____ Input

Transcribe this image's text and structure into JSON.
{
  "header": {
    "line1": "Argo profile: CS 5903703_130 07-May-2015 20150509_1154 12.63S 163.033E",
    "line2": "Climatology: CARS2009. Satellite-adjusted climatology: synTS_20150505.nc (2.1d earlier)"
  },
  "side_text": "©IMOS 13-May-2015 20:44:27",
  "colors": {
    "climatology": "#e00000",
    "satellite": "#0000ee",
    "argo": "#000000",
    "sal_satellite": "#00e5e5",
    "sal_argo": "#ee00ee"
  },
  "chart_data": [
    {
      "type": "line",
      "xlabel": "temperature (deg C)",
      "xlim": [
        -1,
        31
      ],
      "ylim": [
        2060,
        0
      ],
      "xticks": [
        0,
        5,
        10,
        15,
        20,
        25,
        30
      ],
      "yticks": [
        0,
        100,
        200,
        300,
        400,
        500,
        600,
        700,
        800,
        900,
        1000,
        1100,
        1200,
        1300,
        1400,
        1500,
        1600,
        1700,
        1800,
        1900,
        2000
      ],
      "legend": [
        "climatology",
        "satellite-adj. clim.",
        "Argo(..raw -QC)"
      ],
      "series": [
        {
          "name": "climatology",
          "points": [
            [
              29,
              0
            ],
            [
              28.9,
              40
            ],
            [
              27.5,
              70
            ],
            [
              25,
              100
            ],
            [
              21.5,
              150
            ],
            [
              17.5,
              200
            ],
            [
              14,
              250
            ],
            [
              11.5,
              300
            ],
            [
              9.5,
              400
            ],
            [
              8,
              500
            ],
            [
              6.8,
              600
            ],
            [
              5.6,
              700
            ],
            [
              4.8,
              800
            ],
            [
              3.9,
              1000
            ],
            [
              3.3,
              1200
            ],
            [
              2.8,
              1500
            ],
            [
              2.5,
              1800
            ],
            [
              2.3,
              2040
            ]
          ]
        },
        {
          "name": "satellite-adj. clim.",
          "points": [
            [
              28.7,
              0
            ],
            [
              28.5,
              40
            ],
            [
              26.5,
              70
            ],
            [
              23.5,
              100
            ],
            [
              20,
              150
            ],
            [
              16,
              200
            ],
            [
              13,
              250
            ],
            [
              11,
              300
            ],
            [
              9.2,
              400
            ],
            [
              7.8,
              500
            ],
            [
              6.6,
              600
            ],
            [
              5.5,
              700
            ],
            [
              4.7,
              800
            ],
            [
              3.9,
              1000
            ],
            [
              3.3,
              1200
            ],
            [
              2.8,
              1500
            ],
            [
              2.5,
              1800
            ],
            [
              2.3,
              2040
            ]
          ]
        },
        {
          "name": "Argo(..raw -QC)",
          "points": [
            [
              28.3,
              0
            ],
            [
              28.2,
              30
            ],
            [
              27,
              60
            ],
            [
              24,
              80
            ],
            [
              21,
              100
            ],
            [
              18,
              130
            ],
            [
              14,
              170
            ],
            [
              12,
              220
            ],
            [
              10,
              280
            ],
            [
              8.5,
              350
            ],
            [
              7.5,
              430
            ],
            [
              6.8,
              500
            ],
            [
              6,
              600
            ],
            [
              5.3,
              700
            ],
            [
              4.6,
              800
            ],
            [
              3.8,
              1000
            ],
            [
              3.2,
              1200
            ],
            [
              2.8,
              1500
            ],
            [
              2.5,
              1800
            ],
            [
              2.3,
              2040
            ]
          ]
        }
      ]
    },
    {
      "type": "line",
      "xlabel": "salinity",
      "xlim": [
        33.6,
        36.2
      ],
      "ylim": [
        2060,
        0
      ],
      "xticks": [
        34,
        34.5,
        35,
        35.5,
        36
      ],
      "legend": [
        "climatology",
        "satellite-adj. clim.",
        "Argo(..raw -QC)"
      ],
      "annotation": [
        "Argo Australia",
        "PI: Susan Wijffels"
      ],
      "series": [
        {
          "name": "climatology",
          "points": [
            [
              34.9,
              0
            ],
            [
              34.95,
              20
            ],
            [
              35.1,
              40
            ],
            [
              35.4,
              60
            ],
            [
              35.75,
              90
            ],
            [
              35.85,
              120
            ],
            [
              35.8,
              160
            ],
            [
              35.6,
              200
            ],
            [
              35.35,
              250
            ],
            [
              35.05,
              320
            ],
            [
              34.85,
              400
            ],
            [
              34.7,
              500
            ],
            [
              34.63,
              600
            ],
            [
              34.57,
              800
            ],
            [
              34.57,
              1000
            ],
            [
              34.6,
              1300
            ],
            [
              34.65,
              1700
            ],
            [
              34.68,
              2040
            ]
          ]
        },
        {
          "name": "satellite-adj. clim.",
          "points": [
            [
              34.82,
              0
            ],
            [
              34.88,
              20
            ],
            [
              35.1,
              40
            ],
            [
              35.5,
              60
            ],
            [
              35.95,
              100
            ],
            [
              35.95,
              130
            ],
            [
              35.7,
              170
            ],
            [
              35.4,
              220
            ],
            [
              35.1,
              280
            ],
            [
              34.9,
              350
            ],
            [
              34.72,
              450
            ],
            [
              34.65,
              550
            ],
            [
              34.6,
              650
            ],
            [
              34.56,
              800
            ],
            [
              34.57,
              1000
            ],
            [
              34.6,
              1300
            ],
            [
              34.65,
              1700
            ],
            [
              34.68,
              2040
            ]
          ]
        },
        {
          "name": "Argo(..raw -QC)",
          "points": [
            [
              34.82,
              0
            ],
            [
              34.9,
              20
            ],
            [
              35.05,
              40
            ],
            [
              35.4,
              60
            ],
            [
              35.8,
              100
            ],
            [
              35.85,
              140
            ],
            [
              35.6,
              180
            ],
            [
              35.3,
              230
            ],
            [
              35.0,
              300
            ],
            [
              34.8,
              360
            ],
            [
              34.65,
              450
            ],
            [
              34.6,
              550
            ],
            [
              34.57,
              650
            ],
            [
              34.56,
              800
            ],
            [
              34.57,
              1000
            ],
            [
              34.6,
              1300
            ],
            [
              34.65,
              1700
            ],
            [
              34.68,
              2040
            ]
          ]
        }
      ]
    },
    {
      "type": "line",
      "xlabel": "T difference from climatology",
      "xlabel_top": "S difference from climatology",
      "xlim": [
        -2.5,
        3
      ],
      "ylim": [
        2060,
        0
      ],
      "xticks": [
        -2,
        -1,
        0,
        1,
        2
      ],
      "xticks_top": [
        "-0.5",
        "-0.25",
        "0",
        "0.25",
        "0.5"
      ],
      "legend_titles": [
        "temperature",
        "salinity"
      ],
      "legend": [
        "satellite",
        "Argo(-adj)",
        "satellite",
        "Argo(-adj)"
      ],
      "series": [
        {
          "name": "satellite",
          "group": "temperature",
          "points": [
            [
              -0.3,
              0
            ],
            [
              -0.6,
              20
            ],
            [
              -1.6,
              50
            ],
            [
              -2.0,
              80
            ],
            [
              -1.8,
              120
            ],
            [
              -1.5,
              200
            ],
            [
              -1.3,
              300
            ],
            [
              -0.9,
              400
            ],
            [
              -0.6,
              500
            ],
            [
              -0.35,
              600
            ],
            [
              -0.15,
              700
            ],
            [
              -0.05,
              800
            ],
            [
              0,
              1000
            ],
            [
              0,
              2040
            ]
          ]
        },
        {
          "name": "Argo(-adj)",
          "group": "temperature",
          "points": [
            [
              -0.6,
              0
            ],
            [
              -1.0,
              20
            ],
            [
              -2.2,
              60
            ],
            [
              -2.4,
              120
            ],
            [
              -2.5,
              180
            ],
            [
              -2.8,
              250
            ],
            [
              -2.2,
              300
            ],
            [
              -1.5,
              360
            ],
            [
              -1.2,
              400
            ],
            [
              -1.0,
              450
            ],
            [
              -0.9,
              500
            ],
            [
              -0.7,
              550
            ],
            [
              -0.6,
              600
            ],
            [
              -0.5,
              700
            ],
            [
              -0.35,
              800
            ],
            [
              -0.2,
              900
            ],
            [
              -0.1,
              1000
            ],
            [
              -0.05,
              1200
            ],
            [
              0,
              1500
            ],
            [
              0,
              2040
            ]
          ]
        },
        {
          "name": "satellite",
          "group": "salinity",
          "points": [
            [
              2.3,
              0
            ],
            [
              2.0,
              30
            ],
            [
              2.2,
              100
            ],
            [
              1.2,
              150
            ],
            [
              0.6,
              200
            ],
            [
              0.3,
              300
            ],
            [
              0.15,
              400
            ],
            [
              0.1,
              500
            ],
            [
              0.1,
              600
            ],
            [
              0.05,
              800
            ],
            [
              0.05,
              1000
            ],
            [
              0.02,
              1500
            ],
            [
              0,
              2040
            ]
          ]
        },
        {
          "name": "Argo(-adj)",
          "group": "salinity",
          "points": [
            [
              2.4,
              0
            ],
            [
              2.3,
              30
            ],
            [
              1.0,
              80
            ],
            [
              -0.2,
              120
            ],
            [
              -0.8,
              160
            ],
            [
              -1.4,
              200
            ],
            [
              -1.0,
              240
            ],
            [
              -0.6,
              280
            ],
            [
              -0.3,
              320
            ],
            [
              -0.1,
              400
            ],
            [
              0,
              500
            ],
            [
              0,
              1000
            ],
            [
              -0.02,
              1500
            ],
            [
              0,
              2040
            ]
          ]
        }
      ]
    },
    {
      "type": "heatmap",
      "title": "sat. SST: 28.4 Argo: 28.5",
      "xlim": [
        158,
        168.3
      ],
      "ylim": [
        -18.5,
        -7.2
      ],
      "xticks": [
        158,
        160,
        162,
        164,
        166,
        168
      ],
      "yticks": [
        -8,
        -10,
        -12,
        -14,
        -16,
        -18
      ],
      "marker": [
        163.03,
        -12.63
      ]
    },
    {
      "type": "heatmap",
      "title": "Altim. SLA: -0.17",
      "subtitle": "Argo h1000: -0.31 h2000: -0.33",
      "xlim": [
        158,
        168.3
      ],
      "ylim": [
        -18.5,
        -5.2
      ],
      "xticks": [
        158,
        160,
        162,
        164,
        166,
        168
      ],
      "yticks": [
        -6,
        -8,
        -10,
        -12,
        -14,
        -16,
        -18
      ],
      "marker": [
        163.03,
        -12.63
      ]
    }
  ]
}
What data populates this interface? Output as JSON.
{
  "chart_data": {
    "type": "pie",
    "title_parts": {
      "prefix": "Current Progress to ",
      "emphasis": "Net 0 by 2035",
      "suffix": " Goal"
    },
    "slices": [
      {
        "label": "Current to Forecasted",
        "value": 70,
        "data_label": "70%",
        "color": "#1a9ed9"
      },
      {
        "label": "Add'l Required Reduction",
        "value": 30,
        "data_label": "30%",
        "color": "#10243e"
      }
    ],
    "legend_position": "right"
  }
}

________

Using the material above, reproduce exactly the line that contains "What data populates" and all lines after it through the last one, and only those.

- [Solution]
What data populates this interface? Output as JSON.
{
  "chart_data": {
    "type": "pie",
    "title_parts": {
      "prefix": "Current Progress to ",
      "emphasis": "Net 0 by 2035",
      "suffix": " Goal"
    },
    "slices": [
      {
        "label": "Current to Forecasted",
        "value": 70,
        "data_label": "70%",
        "color": "#1a9ed9"
      },
      {
        "label": "Add'l Required Reduction",
        "value": 30,
        "data_label": "30%",
        "color": "#10243e"
      }
    ],
    "legend_position": "right"
  }
}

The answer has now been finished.